== OBJECTIVE ==
Pull each line containing "racism" out of the data and copy it.

== SOURCE RECORDS ==
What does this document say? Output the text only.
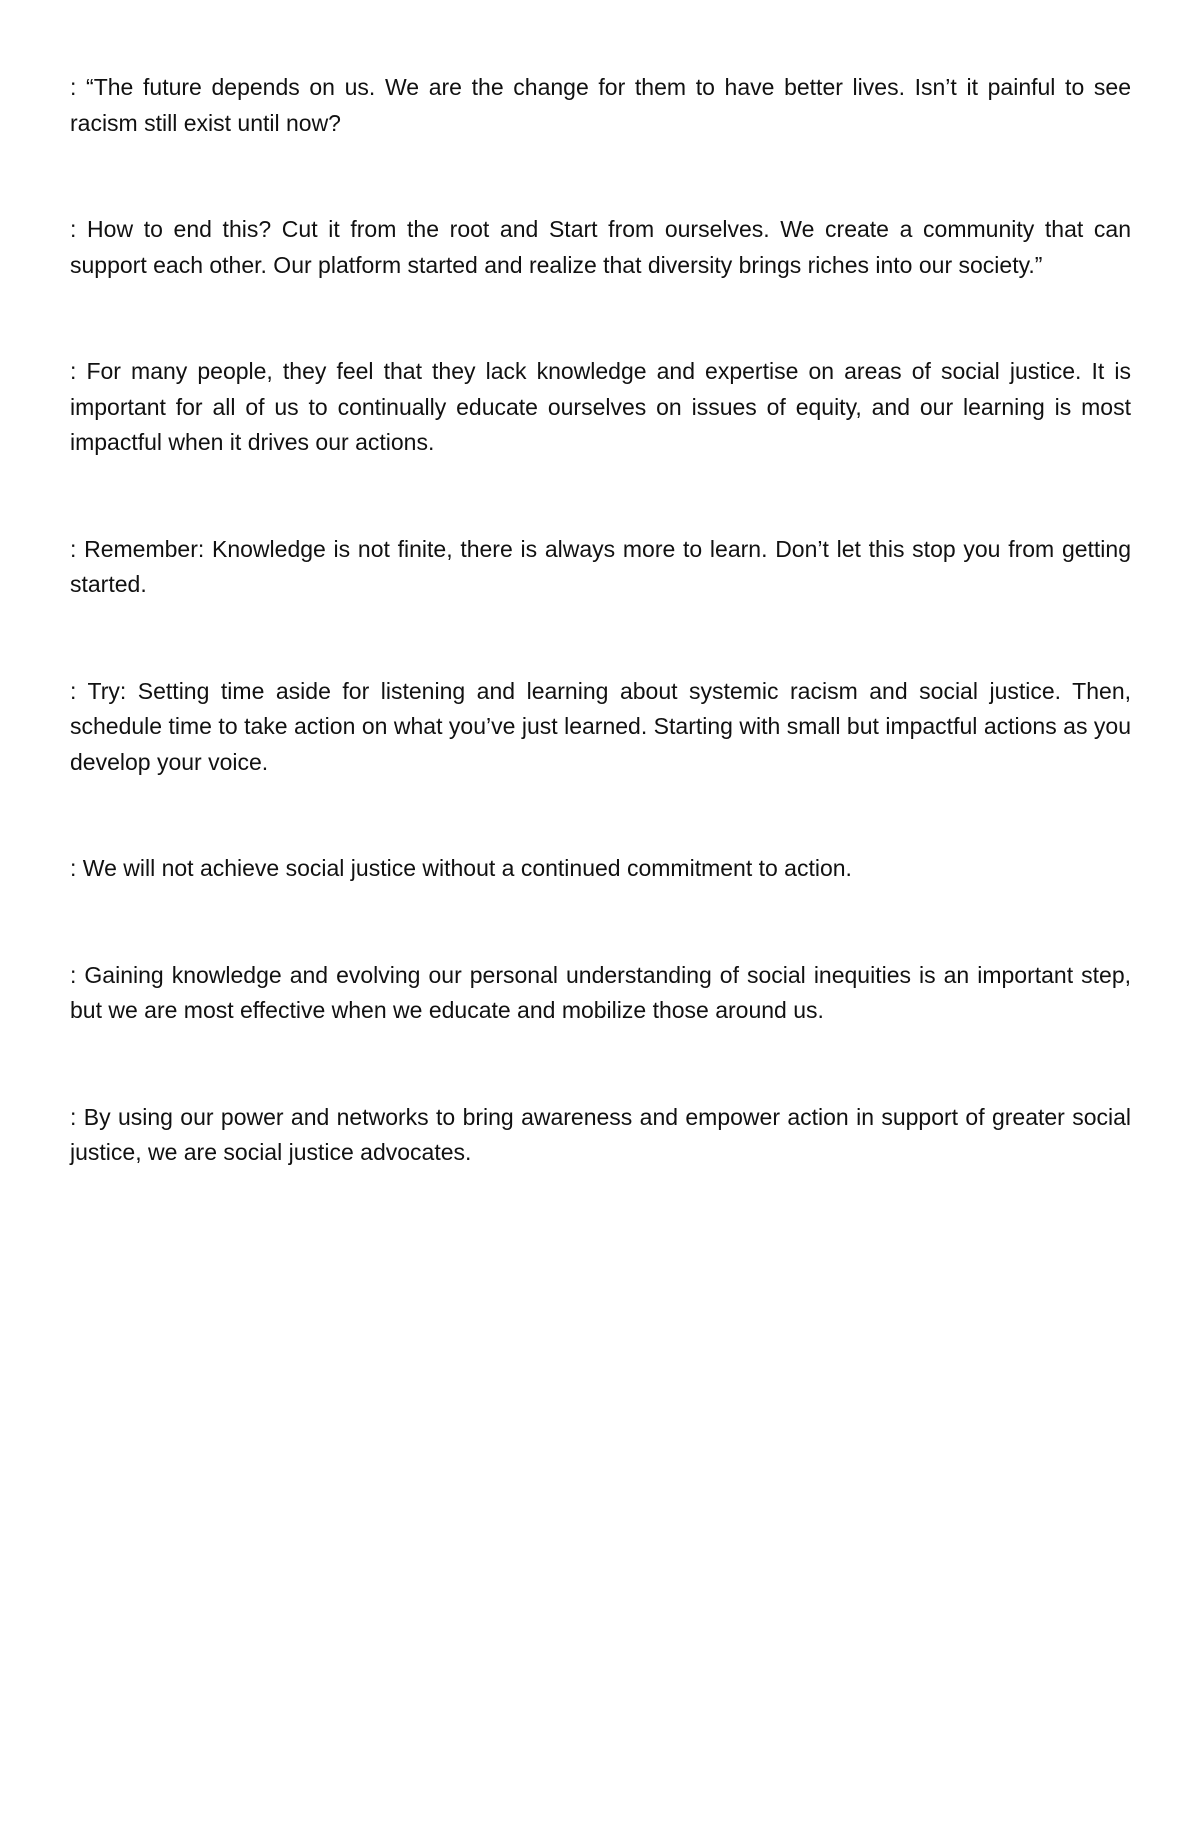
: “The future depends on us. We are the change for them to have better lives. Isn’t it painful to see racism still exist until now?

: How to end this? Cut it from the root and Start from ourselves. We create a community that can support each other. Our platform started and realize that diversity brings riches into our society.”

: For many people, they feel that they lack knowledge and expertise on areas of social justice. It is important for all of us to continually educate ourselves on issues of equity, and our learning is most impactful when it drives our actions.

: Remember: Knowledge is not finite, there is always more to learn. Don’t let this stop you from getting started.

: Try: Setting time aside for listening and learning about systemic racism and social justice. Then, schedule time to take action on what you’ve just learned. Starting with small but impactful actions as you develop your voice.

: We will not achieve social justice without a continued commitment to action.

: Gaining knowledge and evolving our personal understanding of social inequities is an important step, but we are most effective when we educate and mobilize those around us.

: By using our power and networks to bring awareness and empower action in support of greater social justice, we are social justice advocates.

* * *

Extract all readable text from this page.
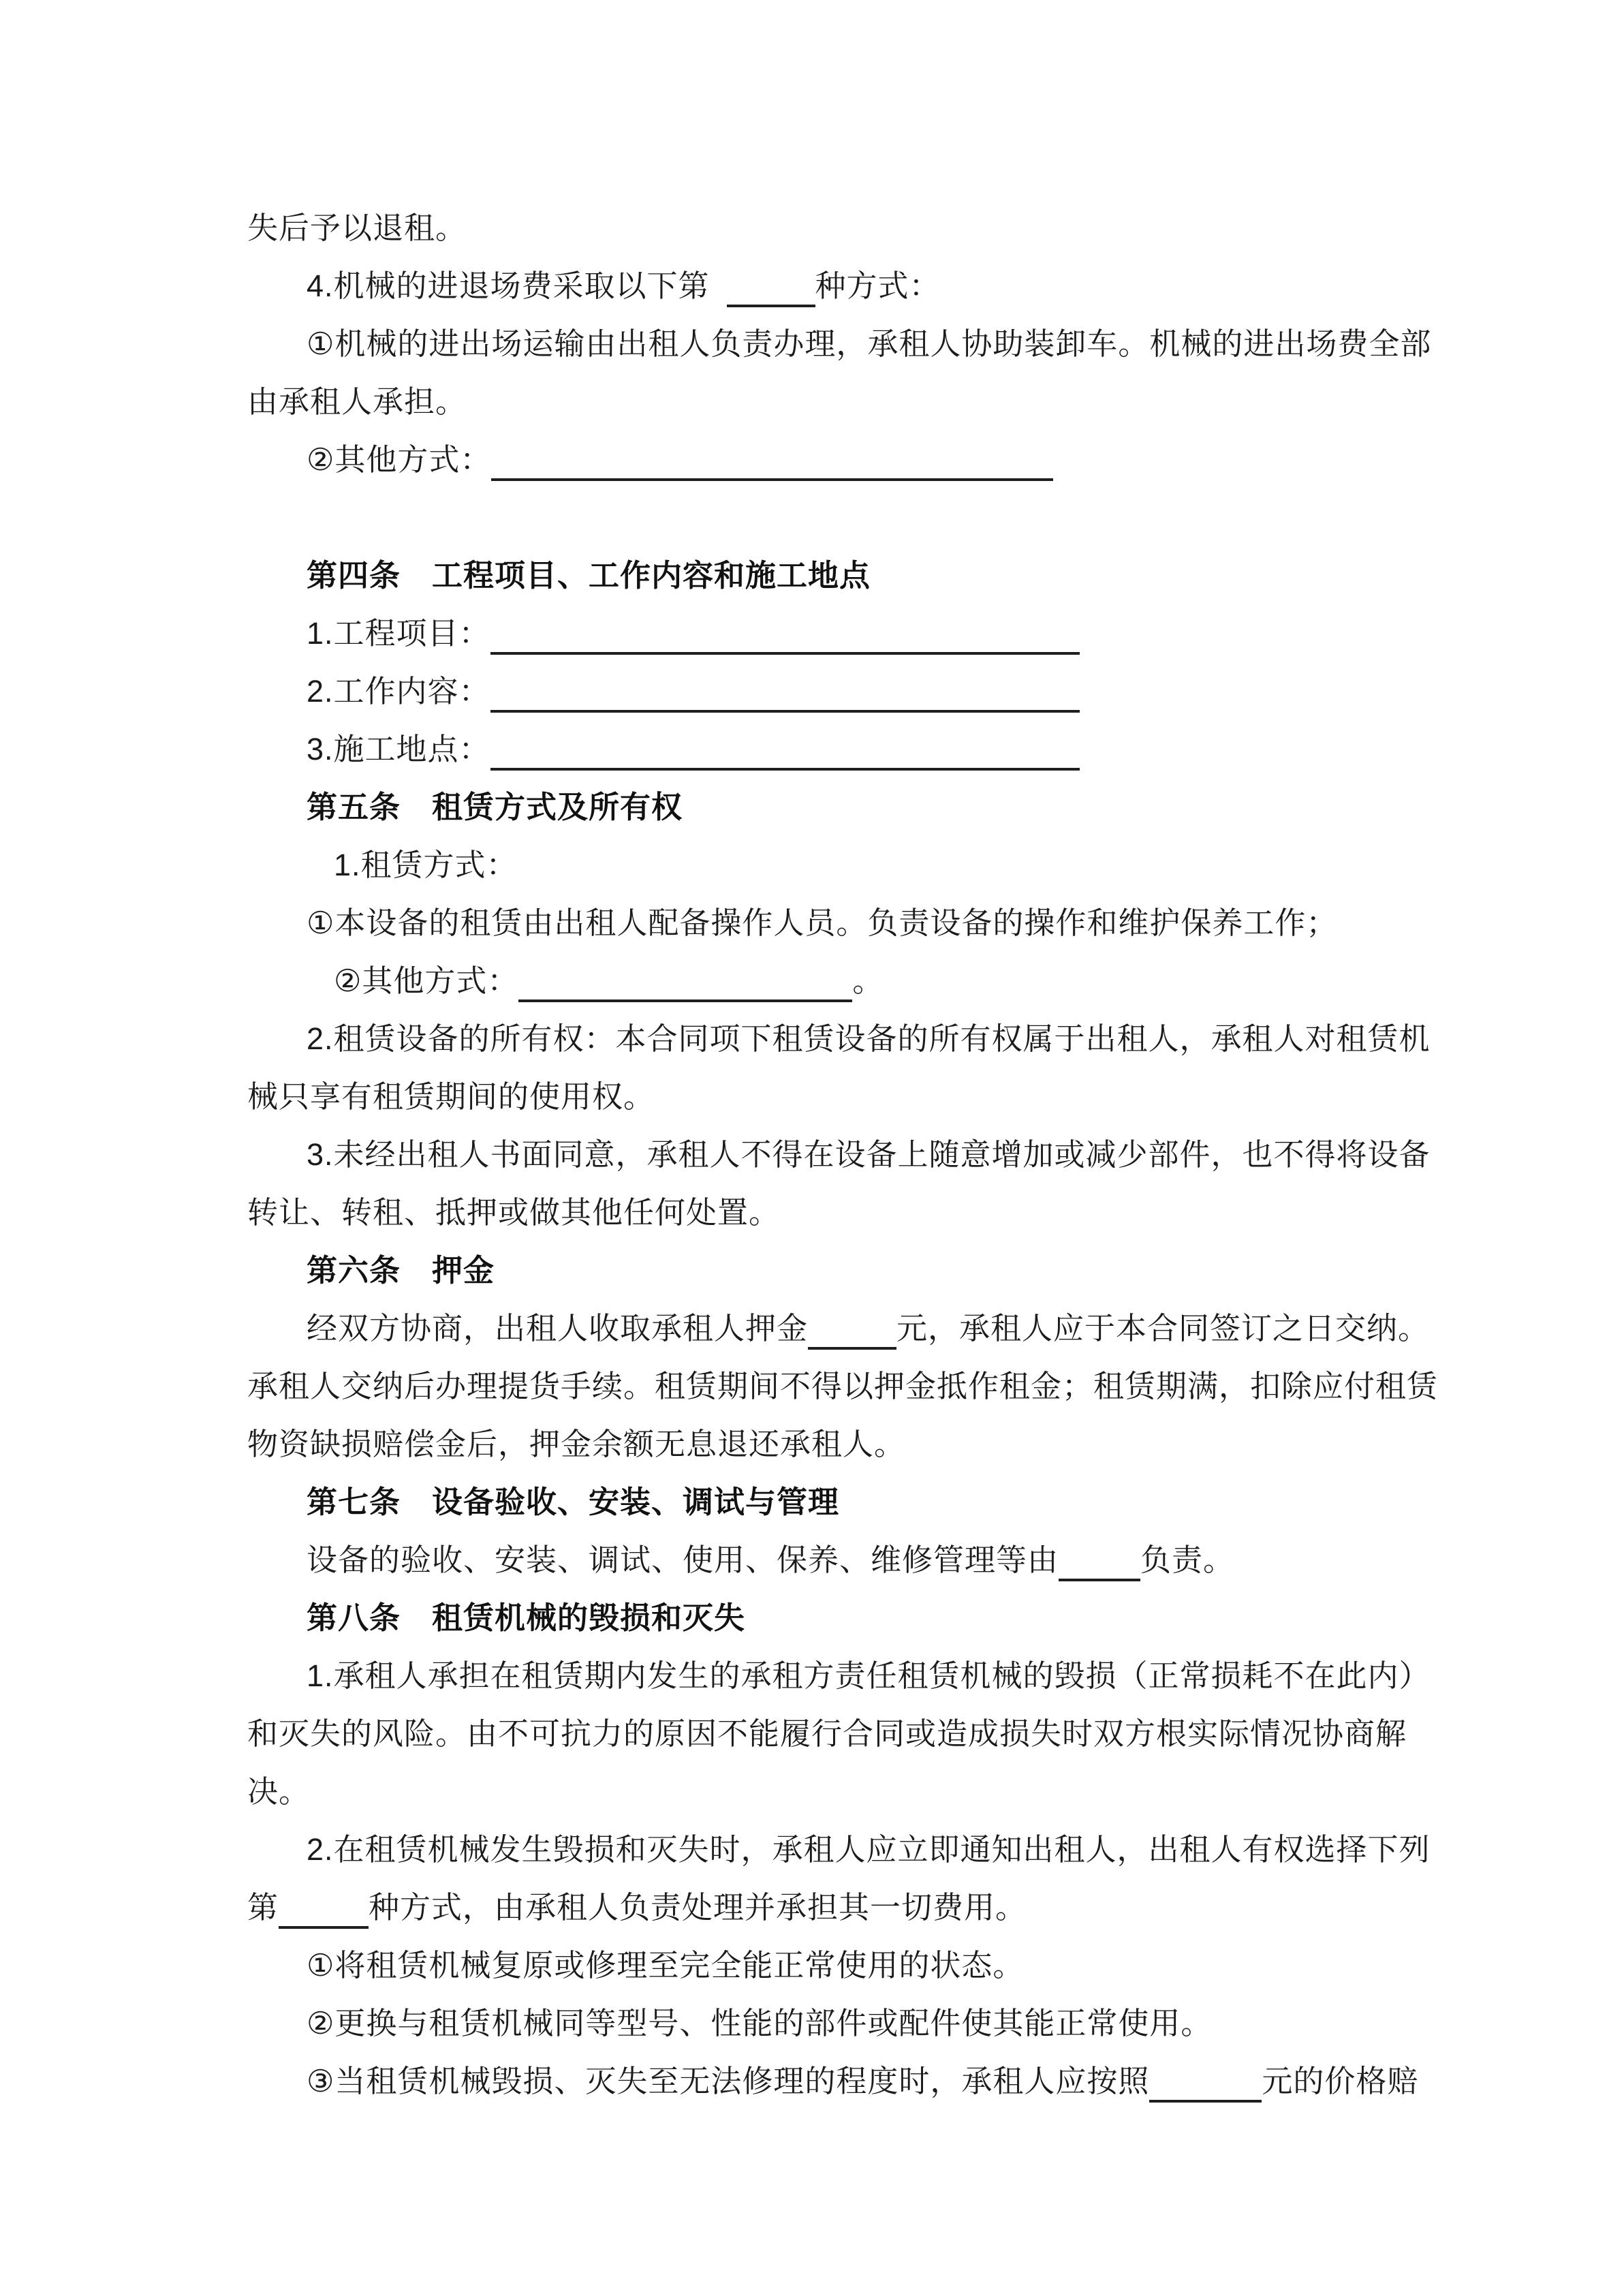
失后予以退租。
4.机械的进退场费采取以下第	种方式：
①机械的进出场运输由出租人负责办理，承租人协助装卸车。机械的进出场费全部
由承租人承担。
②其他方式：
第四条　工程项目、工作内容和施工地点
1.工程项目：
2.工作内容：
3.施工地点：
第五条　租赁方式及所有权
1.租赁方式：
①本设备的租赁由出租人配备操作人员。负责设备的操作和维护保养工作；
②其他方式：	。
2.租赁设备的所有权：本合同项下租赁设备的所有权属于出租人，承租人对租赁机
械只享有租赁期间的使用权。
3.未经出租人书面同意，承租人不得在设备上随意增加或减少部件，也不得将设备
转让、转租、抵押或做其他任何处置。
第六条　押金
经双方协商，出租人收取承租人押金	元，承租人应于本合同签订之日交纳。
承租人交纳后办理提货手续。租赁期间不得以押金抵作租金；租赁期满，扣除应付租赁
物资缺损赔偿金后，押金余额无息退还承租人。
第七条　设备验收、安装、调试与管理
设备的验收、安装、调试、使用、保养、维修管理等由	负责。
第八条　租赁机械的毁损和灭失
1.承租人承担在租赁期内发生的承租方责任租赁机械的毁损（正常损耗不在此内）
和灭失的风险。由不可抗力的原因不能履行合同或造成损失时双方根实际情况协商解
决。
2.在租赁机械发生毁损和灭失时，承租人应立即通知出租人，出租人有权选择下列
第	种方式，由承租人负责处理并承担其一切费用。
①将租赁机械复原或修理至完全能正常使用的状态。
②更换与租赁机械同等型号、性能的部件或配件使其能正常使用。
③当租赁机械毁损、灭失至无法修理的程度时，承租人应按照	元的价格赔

* * *

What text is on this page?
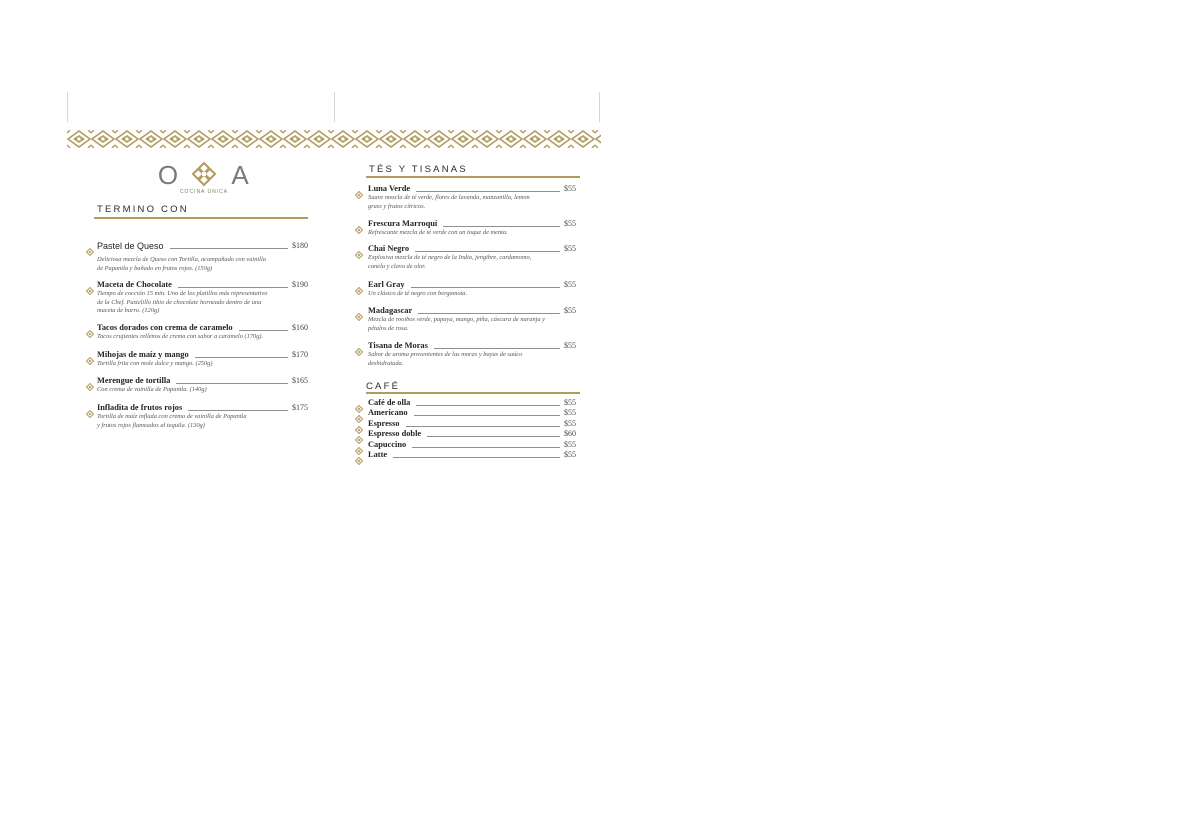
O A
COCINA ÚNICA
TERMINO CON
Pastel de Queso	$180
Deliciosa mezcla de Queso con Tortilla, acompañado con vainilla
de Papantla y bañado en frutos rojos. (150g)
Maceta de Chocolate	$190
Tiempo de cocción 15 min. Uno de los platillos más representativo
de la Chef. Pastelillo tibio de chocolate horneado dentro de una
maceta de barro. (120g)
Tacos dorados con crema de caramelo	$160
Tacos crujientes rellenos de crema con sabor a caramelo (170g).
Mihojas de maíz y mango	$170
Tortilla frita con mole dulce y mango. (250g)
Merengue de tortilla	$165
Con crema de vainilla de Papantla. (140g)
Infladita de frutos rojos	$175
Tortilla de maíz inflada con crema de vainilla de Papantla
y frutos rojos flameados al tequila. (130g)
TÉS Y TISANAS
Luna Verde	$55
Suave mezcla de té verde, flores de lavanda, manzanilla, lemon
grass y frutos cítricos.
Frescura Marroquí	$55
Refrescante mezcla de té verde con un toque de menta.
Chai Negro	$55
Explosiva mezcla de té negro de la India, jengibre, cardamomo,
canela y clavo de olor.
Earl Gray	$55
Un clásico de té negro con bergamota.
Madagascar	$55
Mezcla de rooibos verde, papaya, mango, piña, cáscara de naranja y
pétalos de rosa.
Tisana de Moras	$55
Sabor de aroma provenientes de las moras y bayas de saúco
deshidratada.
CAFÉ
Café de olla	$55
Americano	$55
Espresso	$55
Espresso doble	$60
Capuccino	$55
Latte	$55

== OUTPUT OF THE TASK ==
: “The future depends on us. We are the change for them to have better lives. Isn’t it painful to see racism still exist until now?
: Try: Setting time aside for listening and learning about systemic racism and social justice. Then, schedule time to take action on what you’ve just learned. Starting with small but impactful actions as you develop your voice.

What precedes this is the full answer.